[[ Records supplied open ]]

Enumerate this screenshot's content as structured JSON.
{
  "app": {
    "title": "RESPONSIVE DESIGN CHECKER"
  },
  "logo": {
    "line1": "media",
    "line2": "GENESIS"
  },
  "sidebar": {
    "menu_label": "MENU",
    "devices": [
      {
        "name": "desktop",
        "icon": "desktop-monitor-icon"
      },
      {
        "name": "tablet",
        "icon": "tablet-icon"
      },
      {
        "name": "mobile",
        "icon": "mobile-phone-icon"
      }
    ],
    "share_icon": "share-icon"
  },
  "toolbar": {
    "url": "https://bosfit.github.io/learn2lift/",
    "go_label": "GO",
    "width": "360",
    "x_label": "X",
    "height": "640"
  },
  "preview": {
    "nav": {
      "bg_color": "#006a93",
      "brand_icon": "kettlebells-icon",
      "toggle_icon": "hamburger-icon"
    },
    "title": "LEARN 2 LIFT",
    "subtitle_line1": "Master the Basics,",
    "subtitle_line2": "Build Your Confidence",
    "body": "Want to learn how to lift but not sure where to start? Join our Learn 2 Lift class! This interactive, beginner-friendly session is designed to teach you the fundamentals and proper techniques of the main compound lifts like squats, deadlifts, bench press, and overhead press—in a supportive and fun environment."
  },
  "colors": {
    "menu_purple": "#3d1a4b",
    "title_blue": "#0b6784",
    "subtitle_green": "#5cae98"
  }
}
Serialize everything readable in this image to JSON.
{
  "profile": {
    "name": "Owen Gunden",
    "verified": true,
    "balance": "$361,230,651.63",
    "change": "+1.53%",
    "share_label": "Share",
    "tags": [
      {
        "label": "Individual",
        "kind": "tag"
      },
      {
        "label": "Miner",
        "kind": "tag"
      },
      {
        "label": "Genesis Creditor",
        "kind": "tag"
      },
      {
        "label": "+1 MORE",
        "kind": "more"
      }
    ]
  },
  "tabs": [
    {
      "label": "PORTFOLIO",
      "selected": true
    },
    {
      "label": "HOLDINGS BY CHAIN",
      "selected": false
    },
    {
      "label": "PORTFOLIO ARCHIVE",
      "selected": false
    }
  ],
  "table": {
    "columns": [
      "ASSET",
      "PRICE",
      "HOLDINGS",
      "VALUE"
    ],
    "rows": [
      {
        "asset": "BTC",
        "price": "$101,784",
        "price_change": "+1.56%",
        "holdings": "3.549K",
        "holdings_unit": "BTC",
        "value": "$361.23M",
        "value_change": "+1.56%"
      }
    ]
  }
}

[[ Records supplied closed ]]

▶ [What needs to be done]: Filter the entries down to the lines holding the string "icon". Copy each of those lines.

▶ [Exercise result]:
        "icon": "desktop-monitor-icon"
        "icon": "tablet-icon"
        "icon": "mobile-phone-icon"
    "share_icon": "share-icon"
      "brand_icon": "kettlebells-icon",
      "toggle_icon": "hamburger-icon"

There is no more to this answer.